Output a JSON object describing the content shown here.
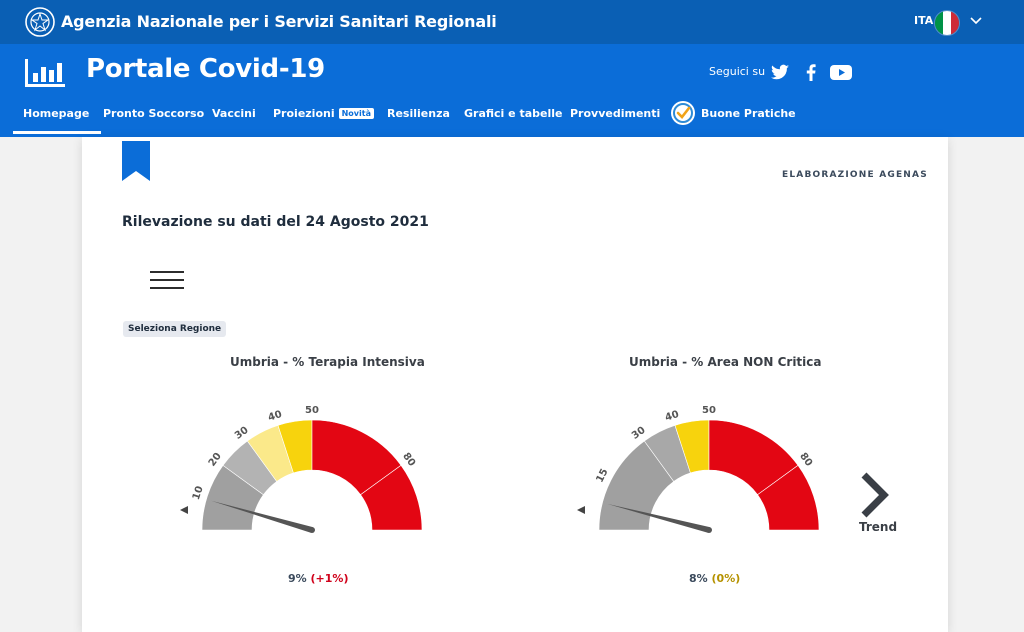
{
  "topbar": {
    "agency_name": "Agenzia Nazionale per i Servizi Sanitari Regionali",
    "language": "ITA",
    "flag_colors": [
      "#009246",
      "#ffffff",
      "#ce2b37"
    ]
  },
  "header": {
    "portal_title": "Portale Covid-19",
    "follow_label": "Seguici su",
    "social": [
      "twitter-icon",
      "facebook-icon",
      "youtube-icon"
    ]
  },
  "nav": {
    "items": [
      {
        "label": "Homepage",
        "active": true
      },
      {
        "label": "Pronto Soccorso"
      },
      {
        "label": "Vaccini"
      },
      {
        "label": "Proiezioni",
        "badge": "Novità"
      },
      {
        "label": "Resilienza"
      },
      {
        "label": "Grafici e tabelle"
      },
      {
        "label": "Provvedimenti"
      },
      {
        "label": "Buone Pratiche",
        "icon": "checkmark-badge-icon"
      }
    ]
  },
  "content": {
    "source_label": "ELABORAZIONE AGENAS",
    "survey_title": "Rilevazione su dati del 24 Agosto 2021",
    "region_chip": "Seleziona Regione",
    "trend_label": "Trend"
  },
  "colors": {
    "blue_dark": "#0a5fb4",
    "blue": "#0b6dd8",
    "gray_band": "#a0a0a0",
    "light_yellow": "#fbe98a",
    "yellow": "#f7d30d",
    "red": "#e30613",
    "delta_up": "#d0021b",
    "delta_zero": "#b59200"
  },
  "gauges": [
    {
      "title": "Umbria - % Terapia Intensiva",
      "value": 9,
      "value_text": "9%",
      "delta_text": "(+1%)",
      "delta_color": "#d0021b",
      "ticks": [
        "10",
        "20",
        "30",
        "40",
        "50",
        "80"
      ],
      "bands": [
        {
          "from": 0,
          "to": 20,
          "color": "#a0a0a0"
        },
        {
          "from": 20,
          "to": 30,
          "color": "#b3b3b3"
        },
        {
          "from": 30,
          "to": 40,
          "color": "#fbe98a"
        },
        {
          "from": 40,
          "to": 50,
          "color": "#f7d30d"
        },
        {
          "from": 50,
          "to": 80,
          "color": "#e30613"
        },
        {
          "from": 80,
          "to": 100,
          "color": "#e30613"
        }
      ]
    },
    {
      "title": "Umbria - % Area NON Critica",
      "value": 8,
      "value_text": "8%",
      "delta_text": "(0%)",
      "delta_color": "#b59200",
      "ticks": [
        "15",
        "30",
        "40",
        "50",
        "80"
      ],
      "bands": [
        {
          "from": 0,
          "to": 30,
          "color": "#a0a0a0"
        },
        {
          "from": 30,
          "to": 40,
          "color": "#a8a8a8"
        },
        {
          "from": 40,
          "to": 50,
          "color": "#f7d30d"
        },
        {
          "from": 50,
          "to": 80,
          "color": "#e30613"
        },
        {
          "from": 80,
          "to": 100,
          "color": "#e30613"
        }
      ]
    }
  ]
}
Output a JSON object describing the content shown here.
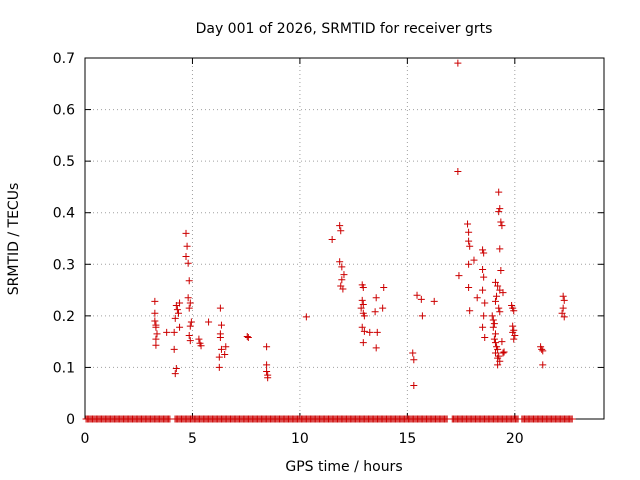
{
  "chart_data": {
    "type": "scatter",
    "title": "Day 001 of 2026, SRMTID for receiver grts",
    "xlabel": "GPS time / hours",
    "ylabel": "SRMTID / TECUs",
    "xlim": [
      0,
      24.15
    ],
    "ylim": [
      0,
      0.7
    ],
    "xticks": [
      0,
      5,
      10,
      15,
      20
    ],
    "xtick_labels": [
      "0",
      "5",
      "10",
      "15",
      "20"
    ],
    "yticks": [
      0,
      0.1,
      0.2,
      0.3,
      0.4,
      0.5,
      0.6,
      0.7
    ],
    "ytick_labels": [
      "0",
      "0.1",
      "0.2",
      "0.3",
      "0.4",
      "0.5",
      "0.6",
      "0.7"
    ],
    "grid": true,
    "marker": "+",
    "series": [
      {
        "name": "SRMTID",
        "color": "#cc0000",
        "baseline": {
          "y": 0,
          "x_from": 0.05,
          "x_to": 22.7,
          "step": 0.06,
          "gaps": [
            [
              4.0,
              4.15
            ],
            [
              16.9,
              17.05
            ],
            [
              20.15,
              20.3
            ]
          ]
        },
        "points": [
          [
            3.25,
            0.228
          ],
          [
            3.25,
            0.205
          ],
          [
            3.25,
            0.19
          ],
          [
            3.3,
            0.182
          ],
          [
            3.3,
            0.178
          ],
          [
            3.35,
            0.165
          ],
          [
            3.3,
            0.155
          ],
          [
            3.3,
            0.143
          ],
          [
            3.8,
            0.168
          ],
          [
            4.15,
            0.168
          ],
          [
            4.2,
            0.088
          ],
          [
            4.25,
            0.098
          ],
          [
            4.15,
            0.135
          ],
          [
            4.25,
            0.22
          ],
          [
            4.3,
            0.212
          ],
          [
            4.4,
            0.225
          ],
          [
            4.35,
            0.205
          ],
          [
            4.2,
            0.195
          ],
          [
            4.4,
            0.178
          ],
          [
            4.7,
            0.36
          ],
          [
            4.75,
            0.335
          ],
          [
            4.7,
            0.315
          ],
          [
            4.8,
            0.302
          ],
          [
            4.85,
            0.268
          ],
          [
            4.8,
            0.235
          ],
          [
            4.9,
            0.225
          ],
          [
            4.85,
            0.215
          ],
          [
            4.95,
            0.188
          ],
          [
            4.9,
            0.18
          ],
          [
            4.85,
            0.162
          ],
          [
            4.9,
            0.152
          ],
          [
            5.3,
            0.155
          ],
          [
            5.35,
            0.147
          ],
          [
            5.4,
            0.142
          ],
          [
            5.75,
            0.188
          ],
          [
            6.3,
            0.215
          ],
          [
            6.35,
            0.182
          ],
          [
            6.3,
            0.165
          ],
          [
            6.3,
            0.158
          ],
          [
            6.35,
            0.135
          ],
          [
            6.25,
            0.12
          ],
          [
            6.25,
            0.1
          ],
          [
            6.55,
            0.14
          ],
          [
            6.5,
            0.125
          ],
          [
            7.55,
            0.16
          ],
          [
            7.6,
            0.158
          ],
          [
            8.45,
            0.14
          ],
          [
            8.45,
            0.105
          ],
          [
            8.45,
            0.092
          ],
          [
            8.5,
            0.085
          ],
          [
            8.5,
            0.08
          ],
          [
            10.3,
            0.198
          ],
          [
            11.5,
            0.348
          ],
          [
            11.85,
            0.375
          ],
          [
            11.9,
            0.365
          ],
          [
            11.85,
            0.305
          ],
          [
            11.95,
            0.295
          ],
          [
            12.05,
            0.28
          ],
          [
            11.95,
            0.27
          ],
          [
            11.9,
            0.258
          ],
          [
            12.0,
            0.252
          ],
          [
            12.9,
            0.26
          ],
          [
            12.95,
            0.255
          ],
          [
            12.9,
            0.23
          ],
          [
            12.95,
            0.222
          ],
          [
            12.85,
            0.215
          ],
          [
            12.95,
            0.205
          ],
          [
            13.0,
            0.2
          ],
          [
            12.9,
            0.178
          ],
          [
            13.0,
            0.17
          ],
          [
            12.95,
            0.148
          ],
          [
            13.25,
            0.168
          ],
          [
            13.55,
            0.235
          ],
          [
            13.5,
            0.208
          ],
          [
            13.6,
            0.168
          ],
          [
            13.55,
            0.138
          ],
          [
            13.9,
            0.255
          ],
          [
            13.85,
            0.215
          ],
          [
            15.25,
            0.128
          ],
          [
            15.3,
            0.115
          ],
          [
            15.3,
            0.065
          ],
          [
            15.45,
            0.24
          ],
          [
            15.65,
            0.232
          ],
          [
            15.7,
            0.2
          ],
          [
            16.25,
            0.228
          ],
          [
            17.35,
            0.69
          ],
          [
            17.35,
            0.48
          ],
          [
            17.4,
            0.278
          ],
          [
            17.8,
            0.378
          ],
          [
            17.85,
            0.362
          ],
          [
            17.85,
            0.345
          ],
          [
            17.9,
            0.335
          ],
          [
            17.85,
            0.3
          ],
          [
            17.85,
            0.255
          ],
          [
            17.9,
            0.21
          ],
          [
            18.1,
            0.308
          ],
          [
            18.25,
            0.235
          ],
          [
            18.5,
            0.328
          ],
          [
            18.55,
            0.322
          ],
          [
            18.5,
            0.29
          ],
          [
            18.55,
            0.275
          ],
          [
            18.5,
            0.25
          ],
          [
            18.6,
            0.225
          ],
          [
            18.55,
            0.2
          ],
          [
            18.5,
            0.178
          ],
          [
            18.6,
            0.158
          ],
          [
            18.95,
            0.2
          ],
          [
            19.0,
            0.192
          ],
          [
            19.05,
            0.185
          ],
          [
            19.0,
            0.178
          ],
          [
            19.1,
            0.165
          ],
          [
            19.05,
            0.155
          ],
          [
            19.1,
            0.148
          ],
          [
            19.15,
            0.14
          ],
          [
            19.2,
            0.135
          ],
          [
            19.1,
            0.128
          ],
          [
            19.25,
            0.122
          ],
          [
            19.2,
            0.118
          ],
          [
            19.3,
            0.112
          ],
          [
            19.2,
            0.105
          ],
          [
            19.25,
            0.44
          ],
          [
            19.3,
            0.408
          ],
          [
            19.25,
            0.402
          ],
          [
            19.35,
            0.382
          ],
          [
            19.4,
            0.375
          ],
          [
            19.3,
            0.33
          ],
          [
            19.35,
            0.288
          ],
          [
            19.1,
            0.265
          ],
          [
            19.2,
            0.258
          ],
          [
            19.3,
            0.25
          ],
          [
            19.45,
            0.245
          ],
          [
            19.15,
            0.238
          ],
          [
            19.1,
            0.228
          ],
          [
            19.25,
            0.215
          ],
          [
            19.3,
            0.208
          ],
          [
            19.4,
            0.15
          ],
          [
            19.45,
            0.128
          ],
          [
            19.5,
            0.13
          ],
          [
            19.85,
            0.22
          ],
          [
            19.9,
            0.215
          ],
          [
            19.95,
            0.21
          ],
          [
            19.9,
            0.18
          ],
          [
            19.95,
            0.172
          ],
          [
            19.9,
            0.168
          ],
          [
            20.0,
            0.162
          ],
          [
            19.95,
            0.155
          ],
          [
            21.2,
            0.14
          ],
          [
            21.25,
            0.135
          ],
          [
            21.3,
            0.132
          ],
          [
            21.3,
            0.105
          ],
          [
            22.25,
            0.238
          ],
          [
            22.3,
            0.23
          ],
          [
            22.25,
            0.215
          ],
          [
            22.2,
            0.205
          ],
          [
            22.3,
            0.198
          ]
        ]
      }
    ]
  }
}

-=-=-

Report every line in the data above in which the word "icon" appears.

* [RESULT FOR THIS EXERCISE]
      "twitter-icon",
      "facebook-icon",
      "youtube-icon"
        "icon": "checkmark-badge-icon"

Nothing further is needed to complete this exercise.